>> start Records for the exercise

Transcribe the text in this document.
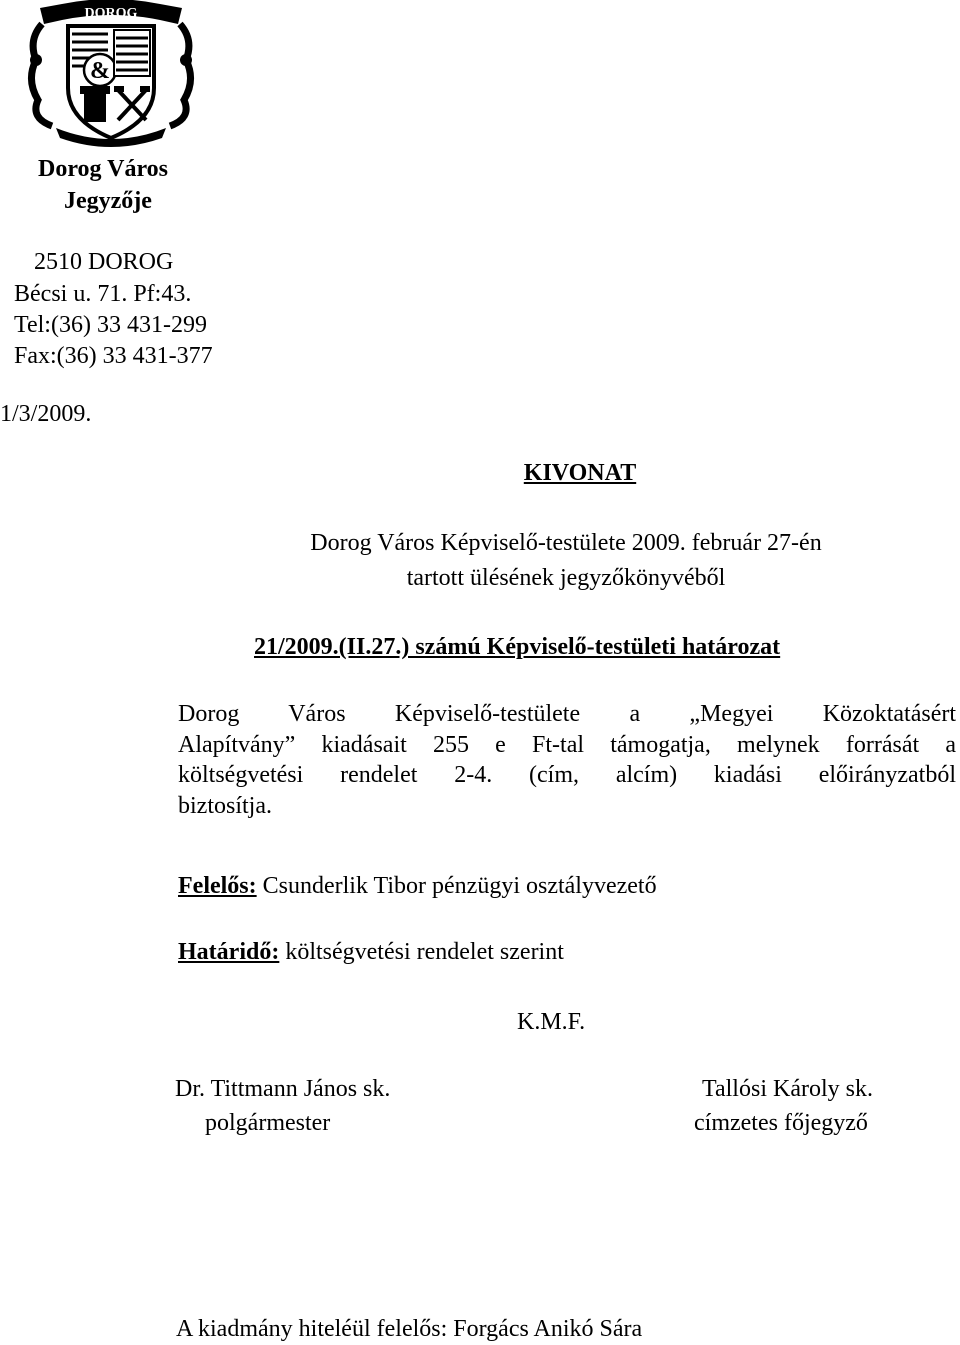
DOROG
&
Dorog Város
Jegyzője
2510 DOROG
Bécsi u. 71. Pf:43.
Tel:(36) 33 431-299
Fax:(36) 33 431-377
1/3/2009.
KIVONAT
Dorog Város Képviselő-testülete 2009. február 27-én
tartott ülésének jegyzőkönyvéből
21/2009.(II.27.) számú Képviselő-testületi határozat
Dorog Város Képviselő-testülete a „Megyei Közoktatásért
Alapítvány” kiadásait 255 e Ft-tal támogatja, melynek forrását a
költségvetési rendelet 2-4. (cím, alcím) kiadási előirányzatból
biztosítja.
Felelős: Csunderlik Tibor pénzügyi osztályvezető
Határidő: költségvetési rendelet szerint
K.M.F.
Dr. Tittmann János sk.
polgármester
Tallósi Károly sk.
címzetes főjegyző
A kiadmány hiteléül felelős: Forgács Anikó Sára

>> end Records for the exercise
>> start Records for the exercise

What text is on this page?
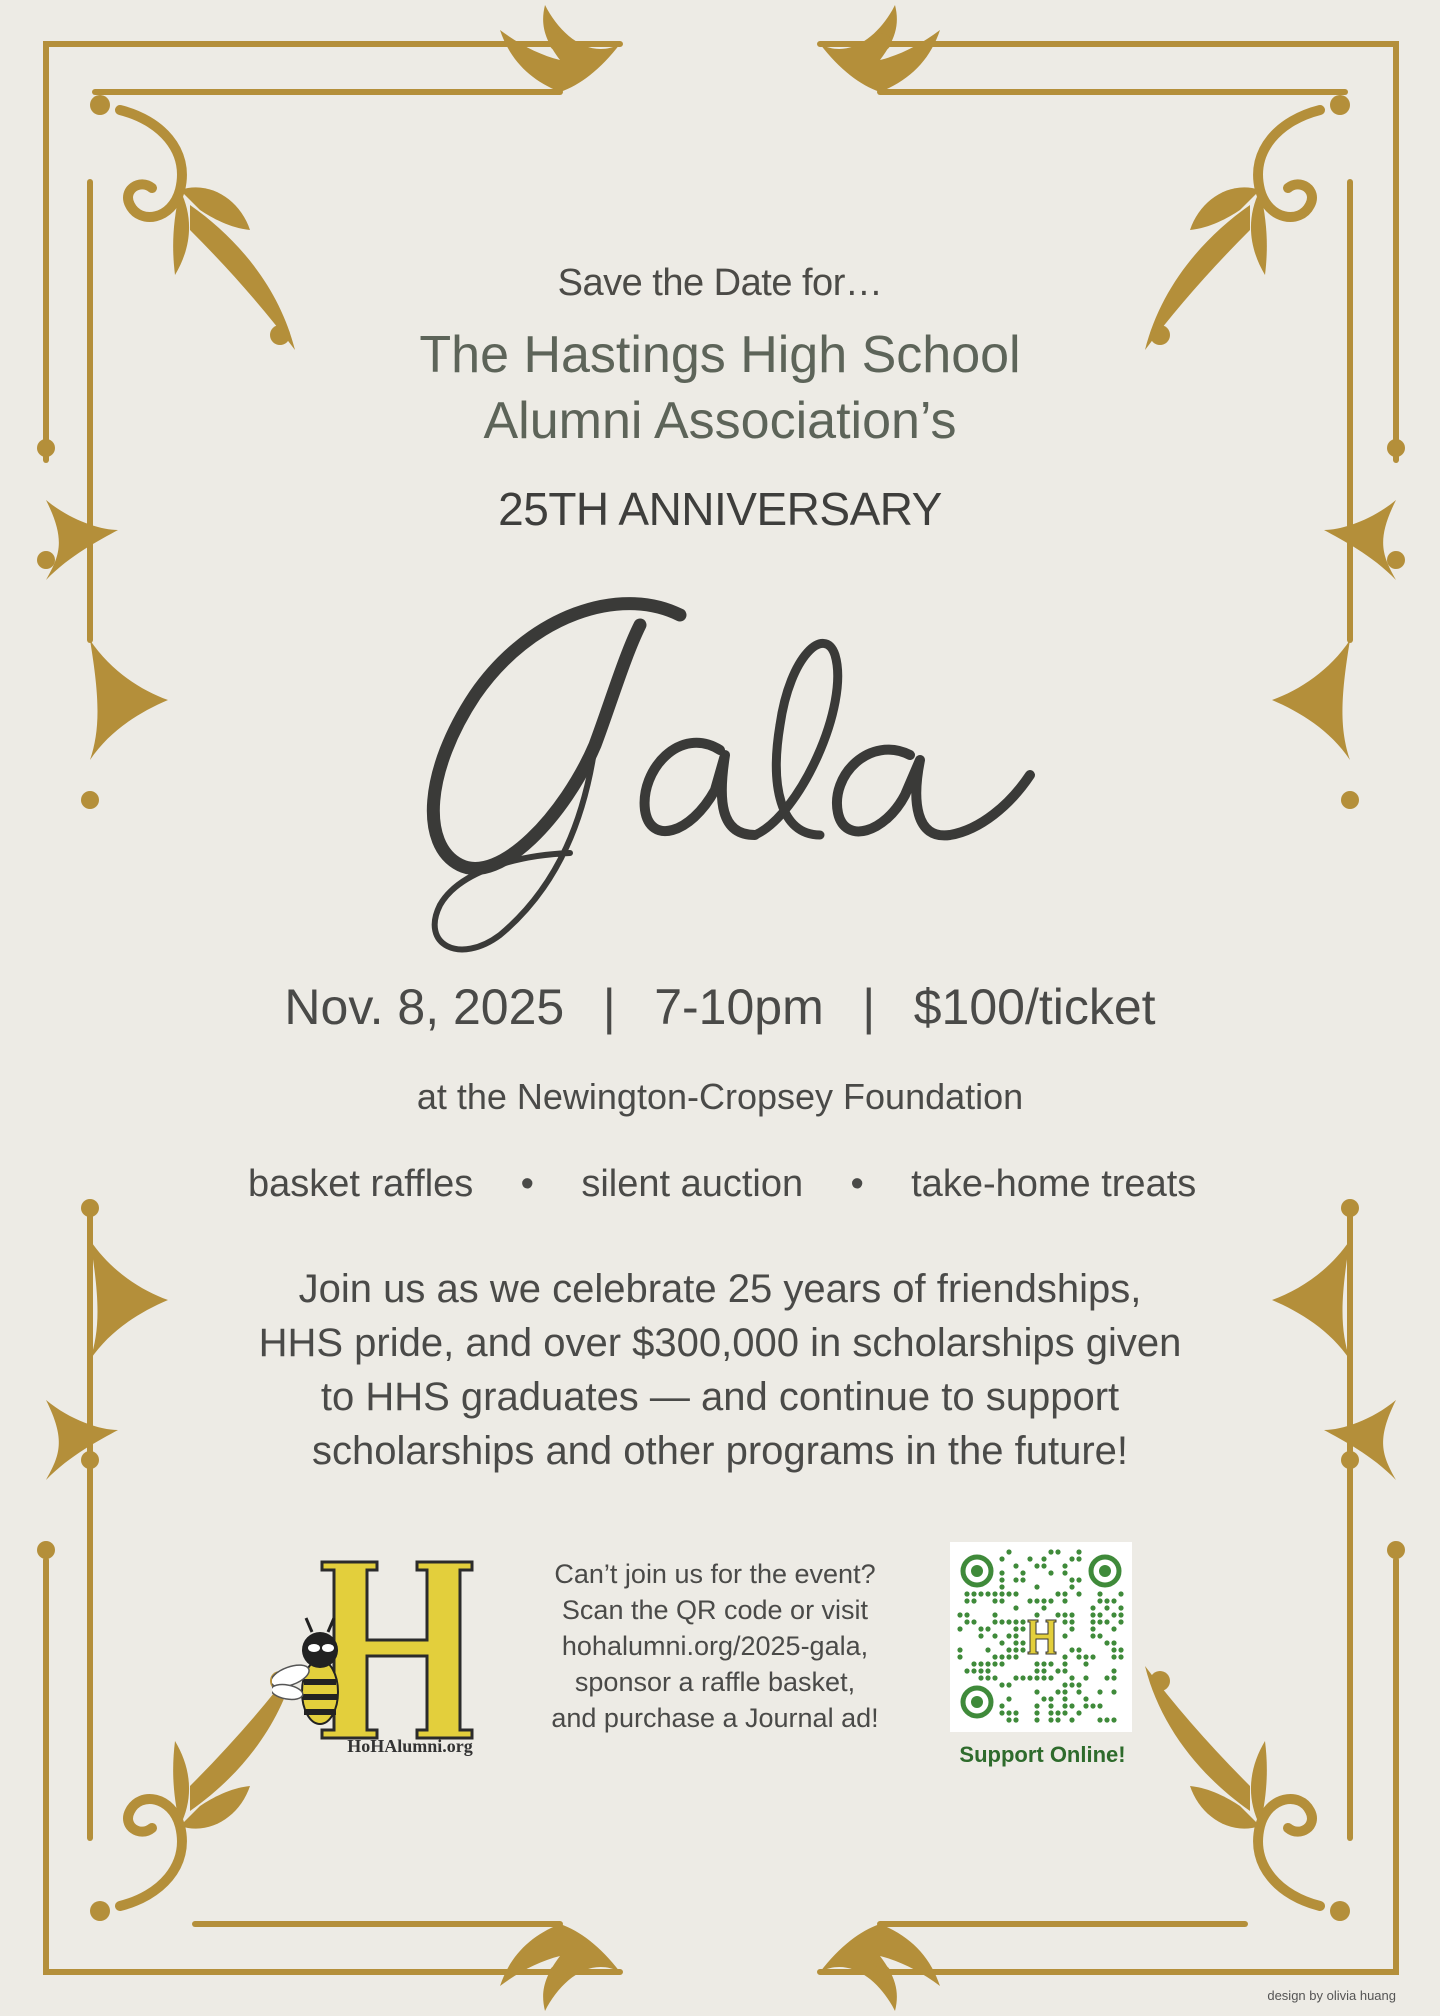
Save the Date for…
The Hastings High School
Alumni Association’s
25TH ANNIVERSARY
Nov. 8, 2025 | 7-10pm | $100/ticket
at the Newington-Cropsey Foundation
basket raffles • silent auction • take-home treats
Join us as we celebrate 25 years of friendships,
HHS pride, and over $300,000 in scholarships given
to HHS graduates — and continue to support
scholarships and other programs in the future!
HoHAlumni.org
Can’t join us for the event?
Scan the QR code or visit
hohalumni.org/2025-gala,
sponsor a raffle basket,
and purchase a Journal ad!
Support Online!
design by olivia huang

>> end Records for the exercise
>> start Records for the exercise

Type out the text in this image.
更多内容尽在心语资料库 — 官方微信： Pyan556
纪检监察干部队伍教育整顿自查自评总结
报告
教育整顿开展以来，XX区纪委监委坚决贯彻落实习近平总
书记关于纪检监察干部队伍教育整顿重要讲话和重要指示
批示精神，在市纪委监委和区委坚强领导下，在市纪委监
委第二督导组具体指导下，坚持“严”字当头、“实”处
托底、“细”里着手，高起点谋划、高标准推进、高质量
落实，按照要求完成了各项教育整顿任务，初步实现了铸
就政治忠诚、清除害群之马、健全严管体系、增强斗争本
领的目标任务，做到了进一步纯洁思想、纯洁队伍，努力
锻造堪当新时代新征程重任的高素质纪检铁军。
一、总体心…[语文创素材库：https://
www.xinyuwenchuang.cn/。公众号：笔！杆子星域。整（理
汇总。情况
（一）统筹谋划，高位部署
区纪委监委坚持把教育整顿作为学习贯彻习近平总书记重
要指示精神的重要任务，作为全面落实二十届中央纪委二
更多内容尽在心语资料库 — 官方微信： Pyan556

>> end Records for the exercise

■ What you are asked to do
Go through the records above, find every line with the word "this", and list those lines.

■ Task output
Transcribe the text in this document.
What text is on this page?
Type out the text in this image.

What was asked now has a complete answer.